** Start Material supplied **

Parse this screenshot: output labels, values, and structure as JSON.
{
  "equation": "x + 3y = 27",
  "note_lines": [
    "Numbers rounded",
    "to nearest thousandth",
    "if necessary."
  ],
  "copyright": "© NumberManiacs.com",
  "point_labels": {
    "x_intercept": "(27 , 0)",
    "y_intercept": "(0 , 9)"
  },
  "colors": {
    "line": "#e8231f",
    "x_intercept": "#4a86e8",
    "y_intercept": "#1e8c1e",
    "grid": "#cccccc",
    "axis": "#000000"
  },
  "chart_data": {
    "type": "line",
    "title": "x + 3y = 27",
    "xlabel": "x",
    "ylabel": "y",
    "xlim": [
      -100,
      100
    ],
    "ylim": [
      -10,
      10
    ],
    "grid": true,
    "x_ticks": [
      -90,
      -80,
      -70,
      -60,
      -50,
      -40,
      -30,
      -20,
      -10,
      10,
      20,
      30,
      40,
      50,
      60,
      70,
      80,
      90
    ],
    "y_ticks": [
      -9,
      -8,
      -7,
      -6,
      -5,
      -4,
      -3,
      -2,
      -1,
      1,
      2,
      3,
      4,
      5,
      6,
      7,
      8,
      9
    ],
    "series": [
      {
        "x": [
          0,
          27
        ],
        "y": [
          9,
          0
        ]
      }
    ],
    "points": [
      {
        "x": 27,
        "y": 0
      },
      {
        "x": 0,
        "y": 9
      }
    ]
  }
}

** End Material supplied **

### [What is asked]
Emit the records above again, exactly, with no line skipped.

### [Answer below]
Parse this screenshot: output labels, values, and structure as JSON.
{
  "equation": "x + 3y = 27",
  "note_lines": [
    "Numbers rounded",
    "to nearest thousandth",
    "if necessary."
  ],
  "copyright": "© NumberManiacs.com",
  "point_labels": {
    "x_intercept": "(27 , 0)",
    "y_intercept": "(0 , 9)"
  },
  "colors": {
    "line": "#e8231f",
    "x_intercept": "#4a86e8",
    "y_intercept": "#1e8c1e",
    "grid": "#cccccc",
    "axis": "#000000"
  },
  "chart_data": {
    "type": "line",
    "title": "x + 3y = 27",
    "xlabel": "x",
    "ylabel": "y",
    "xlim": [
      -100,
      100
    ],
    "ylim": [
      -10,
      10
    ],
    "grid": true,
    "x_ticks": [
      -90,
      -80,
      -70,
      -60,
      -50,
      -40,
      -30,
      -20,
      -10,
      10,
      20,
      30,
      40,
      50,
      60,
      70,
      80,
      90
    ],
    "y_ticks": [
      -9,
      -8,
      -7,
      -6,
      -5,
      -4,
      -3,
      -2,
      -1,
      1,
      2,
      3,
      4,
      5,
      6,
      7,
      8,
      9
    ],
    "series": [
      {
        "x": [
          0,
          27
        ],
        "y": [
          9,
          0
        ]
      }
    ],
    "points": [
      {
        "x": 27,
        "y": 0
      },
      {
        "x": 0,
        "y": 9
      }
    ]
  }
}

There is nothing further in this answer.